ARBEITSAUFTRAG:
Beantworte die folgenden Fragen mithilfe des Textausschnitts:
1. Wie viele von zehn Oberösterreichern engagieren sich freiwillig für das Wohl der Gesellschaft?
2. Wie viele dieser Freiwilligen engagieren sich im OÖ. Roten Kreuz?
3. An welchem Datum ist der Welttag der Anerkennung Freiwilliger?

TEXTAUSSCHNITT:
Die Kraft der Freiwilligkeit rettet Menschenleben in der Krise

Mit Menschlichkeit und Freiwilligkeit können wir die Ausbreitung des Corona Virus eindämmen und Menschenleben retten. Vier von zehn Oberösterreichern engagieren sich freiwillig für das Wohl der Gesellschaft – 22.000 von ihnen im OÖ. Roten Kreuz. Sie stärken das Netzwerk der Hilfe in den Regionen und sind da, um zu helfen. Darauf macht die landesweit größte humanitäre Hilfsorganisation am Welttag der Anerkennung Freiwilliger, am 20. April, aufmerksam.

BEREITGESTELLTE DATEN:
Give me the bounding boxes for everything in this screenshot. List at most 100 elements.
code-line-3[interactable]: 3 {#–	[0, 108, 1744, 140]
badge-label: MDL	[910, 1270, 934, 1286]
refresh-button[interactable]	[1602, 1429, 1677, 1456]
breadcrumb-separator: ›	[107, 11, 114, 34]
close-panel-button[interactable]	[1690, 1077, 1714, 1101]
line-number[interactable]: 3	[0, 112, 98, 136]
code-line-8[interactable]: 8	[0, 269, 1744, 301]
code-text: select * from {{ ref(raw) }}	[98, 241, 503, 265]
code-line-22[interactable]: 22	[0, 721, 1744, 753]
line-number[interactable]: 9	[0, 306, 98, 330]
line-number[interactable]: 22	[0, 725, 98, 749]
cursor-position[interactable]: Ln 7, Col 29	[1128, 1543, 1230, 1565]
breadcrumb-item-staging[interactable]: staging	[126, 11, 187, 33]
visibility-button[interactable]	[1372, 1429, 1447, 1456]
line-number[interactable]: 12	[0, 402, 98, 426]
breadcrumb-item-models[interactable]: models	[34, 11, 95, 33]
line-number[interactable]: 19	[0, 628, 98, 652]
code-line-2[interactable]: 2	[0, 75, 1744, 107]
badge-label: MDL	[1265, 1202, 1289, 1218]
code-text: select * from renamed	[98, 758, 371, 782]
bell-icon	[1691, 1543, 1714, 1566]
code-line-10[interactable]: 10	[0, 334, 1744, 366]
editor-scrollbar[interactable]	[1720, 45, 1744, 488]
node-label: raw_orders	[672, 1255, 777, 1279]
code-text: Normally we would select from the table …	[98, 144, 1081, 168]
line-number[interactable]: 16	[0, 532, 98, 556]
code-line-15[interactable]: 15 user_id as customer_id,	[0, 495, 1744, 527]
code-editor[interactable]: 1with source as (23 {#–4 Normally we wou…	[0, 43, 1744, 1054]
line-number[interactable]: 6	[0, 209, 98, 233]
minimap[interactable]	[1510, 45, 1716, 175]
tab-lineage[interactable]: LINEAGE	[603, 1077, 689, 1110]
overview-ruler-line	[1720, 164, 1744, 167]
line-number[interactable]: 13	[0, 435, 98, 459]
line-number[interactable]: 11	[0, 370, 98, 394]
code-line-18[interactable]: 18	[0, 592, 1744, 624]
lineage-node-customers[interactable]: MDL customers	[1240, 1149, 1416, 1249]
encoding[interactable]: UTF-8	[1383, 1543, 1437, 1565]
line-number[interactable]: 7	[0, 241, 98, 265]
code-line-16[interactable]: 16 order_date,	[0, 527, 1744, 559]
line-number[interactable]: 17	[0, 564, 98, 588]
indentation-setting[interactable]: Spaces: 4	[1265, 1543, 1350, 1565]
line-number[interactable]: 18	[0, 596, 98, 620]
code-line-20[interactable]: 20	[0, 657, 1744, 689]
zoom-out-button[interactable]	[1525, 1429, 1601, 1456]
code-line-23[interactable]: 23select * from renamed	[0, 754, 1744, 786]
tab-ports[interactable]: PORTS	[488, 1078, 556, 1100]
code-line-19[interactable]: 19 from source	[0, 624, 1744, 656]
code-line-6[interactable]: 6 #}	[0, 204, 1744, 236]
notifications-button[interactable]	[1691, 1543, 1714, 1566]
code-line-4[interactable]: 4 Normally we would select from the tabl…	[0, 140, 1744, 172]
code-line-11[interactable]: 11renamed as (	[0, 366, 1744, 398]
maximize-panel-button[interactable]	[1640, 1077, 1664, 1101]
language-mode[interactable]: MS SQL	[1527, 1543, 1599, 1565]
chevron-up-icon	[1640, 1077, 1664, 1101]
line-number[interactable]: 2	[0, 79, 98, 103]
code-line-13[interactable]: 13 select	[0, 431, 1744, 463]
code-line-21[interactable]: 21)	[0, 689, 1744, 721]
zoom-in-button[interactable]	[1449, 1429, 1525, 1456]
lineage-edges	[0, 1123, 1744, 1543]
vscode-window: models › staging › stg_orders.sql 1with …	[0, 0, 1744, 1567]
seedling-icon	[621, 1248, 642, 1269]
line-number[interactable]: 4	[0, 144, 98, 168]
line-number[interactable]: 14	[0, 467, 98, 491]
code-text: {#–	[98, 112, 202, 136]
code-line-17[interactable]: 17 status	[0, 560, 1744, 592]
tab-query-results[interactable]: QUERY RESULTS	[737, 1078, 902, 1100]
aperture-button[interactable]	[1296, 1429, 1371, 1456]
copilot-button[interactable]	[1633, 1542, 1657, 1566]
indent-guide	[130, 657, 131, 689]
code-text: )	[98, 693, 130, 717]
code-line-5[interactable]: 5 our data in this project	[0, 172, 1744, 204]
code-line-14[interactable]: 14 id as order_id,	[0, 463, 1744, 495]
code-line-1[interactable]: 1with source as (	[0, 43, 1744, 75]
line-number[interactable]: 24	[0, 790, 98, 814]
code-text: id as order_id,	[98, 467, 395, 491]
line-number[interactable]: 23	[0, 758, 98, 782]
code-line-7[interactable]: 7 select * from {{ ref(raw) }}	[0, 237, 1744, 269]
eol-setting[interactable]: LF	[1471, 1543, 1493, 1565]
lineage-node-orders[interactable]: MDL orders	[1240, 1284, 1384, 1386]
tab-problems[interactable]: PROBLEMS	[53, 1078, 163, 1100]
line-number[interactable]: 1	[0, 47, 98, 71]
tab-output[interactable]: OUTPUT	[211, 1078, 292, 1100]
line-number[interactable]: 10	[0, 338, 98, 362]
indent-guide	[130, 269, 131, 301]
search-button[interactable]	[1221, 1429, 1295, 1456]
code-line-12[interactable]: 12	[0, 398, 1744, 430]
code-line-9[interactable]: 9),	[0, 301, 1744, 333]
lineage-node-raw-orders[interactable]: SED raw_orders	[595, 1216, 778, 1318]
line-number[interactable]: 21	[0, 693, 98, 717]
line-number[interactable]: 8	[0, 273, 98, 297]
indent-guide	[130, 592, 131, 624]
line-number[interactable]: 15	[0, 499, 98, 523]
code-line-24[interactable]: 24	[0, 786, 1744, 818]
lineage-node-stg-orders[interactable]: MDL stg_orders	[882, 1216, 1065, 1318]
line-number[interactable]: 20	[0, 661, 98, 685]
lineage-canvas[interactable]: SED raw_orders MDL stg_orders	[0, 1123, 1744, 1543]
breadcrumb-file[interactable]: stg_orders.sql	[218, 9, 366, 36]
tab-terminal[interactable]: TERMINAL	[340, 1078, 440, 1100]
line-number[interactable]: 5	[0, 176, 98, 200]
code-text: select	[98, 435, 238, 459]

LÖSUNG:
1. Vier von zehn Oberösterreichern.
2. 22.000.
3. Am 20. April.